** WHAT IS EXPECTED **
Without the pictures, set down the records below word for word.

** DATA PROVIDED **
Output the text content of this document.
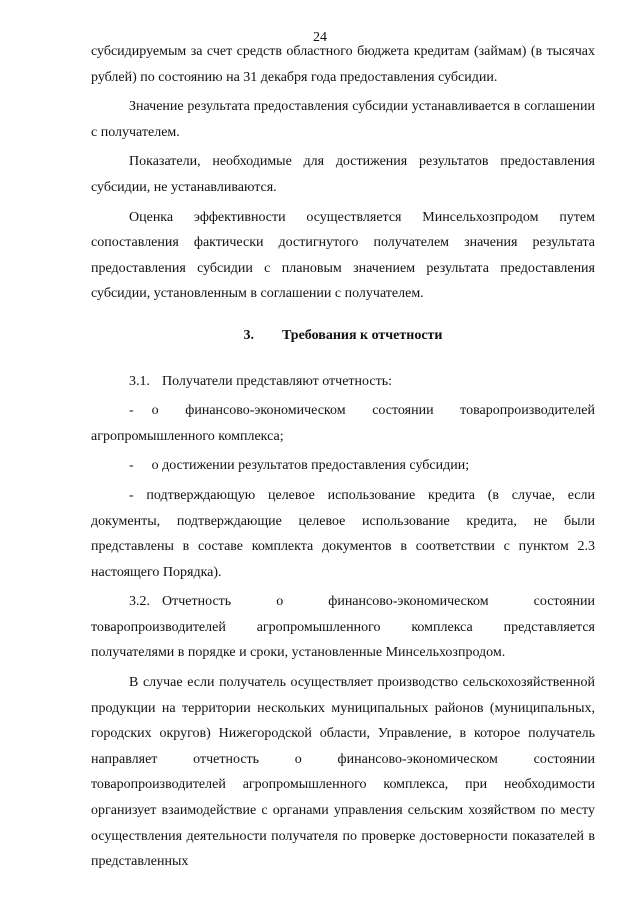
24

субсидируемым за счет средств областного бюджета кредитам (займам) (в тысячах рублей) по состоянию на 31 декабря года предоставления субсидии.

Значение результата предоставления субсидии устанавливается в соглашении с получателем.

Показатели, необходимые для достижения результатов предоставления субсидии, не устанавливаются.

Оценка эффективности осуществляется Минсельхозпродом путем сопоставления фактически достигнутого получателем значения результата предоставления субсидии с плановым значением результата предоставления субсидии, установленным в соглашении с получателем.

3. Требования к отчетности

3.1. Получатели представляют отчетность:

- о финансово-экономическом состоянии товаропроизводителей

агропромышленного комплекса;

- о достижении результатов предоставления субсидии;

- подтверждающую целевое использование кредита (в случае, если документы, подтверждающие целевое использование кредита, не были представлены в составе комплекта документов в соответствии с пунктом 2.3 настоящего Порядка).

3.2. Отчетность о финансово-экономическом состоянии товаропроизводителей агропромышленного комплекса представляется получателями в порядке и сроки, установленные Минсельхозпродом.

В случае если получатель осуществляет производство сельскохозяйственной продукции на территории нескольких муниципальных районов (муниципальных, городских округов) Нижегородской области, Управление, в которое получатель направляет отчетность о финансово-экономическом состоянии товаропроизводителей агропромышленного комплекса, при необходимости организует взаимодействие с органами управления сельским хозяйством по месту осуществления деятельности получателя по проверке достоверности показателей в представленных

** FINISHED TASK **
Output the text content of this document.
24

субсидируемым за счет средств областного бюджета кредитам (займам) (в тысячах рублей) по состоянию на 31 декабря года предоставления субсидии.

Значение результата предоставления субсидии устанавливается в соглашении с получателем.

Показатели, необходимые для достижения результатов предоставления субсидии, не устанавливаются.

Оценка эффективности осуществляется Минсельхозпродом путем сопоставления фактически достигнутого получателем значения результата предоставления субсидии с плановым значением результата предоставления субсидии, установленным в соглашении с получателем.

3. Требования к отчетности

3.1. Получатели представляют отчетность:

- о финансово-экономическом состоянии товаропроизводителей

агропромышленного комплекса;

- о достижении результатов предоставления субсидии;

- подтверждающую целевое использование кредита (в случае, если документы, подтверждающие целевое использование кредита, не были представлены в составе комплекта документов в соответствии с пунктом 2.3 настоящего Порядка).

3.2. Отчетность о финансово-экономическом состоянии товаропроизводителей агропромышленного комплекса представляется получателями в порядке и сроки, установленные Минсельхозпродом.

В случае если получатель осуществляет производство сельскохозяйственной продукции на территории нескольких муниципальных районов (муниципальных, городских округов) Нижегородской области, Управление, в которое получатель направляет отчетность о финансово-экономическом состоянии товаропроизводителей агропромышленного комплекса, при необходимости организует взаимодействие с органами управления сельским хозяйством по месту осуществления деятельности получателя по проверке достоверности показателей в представленных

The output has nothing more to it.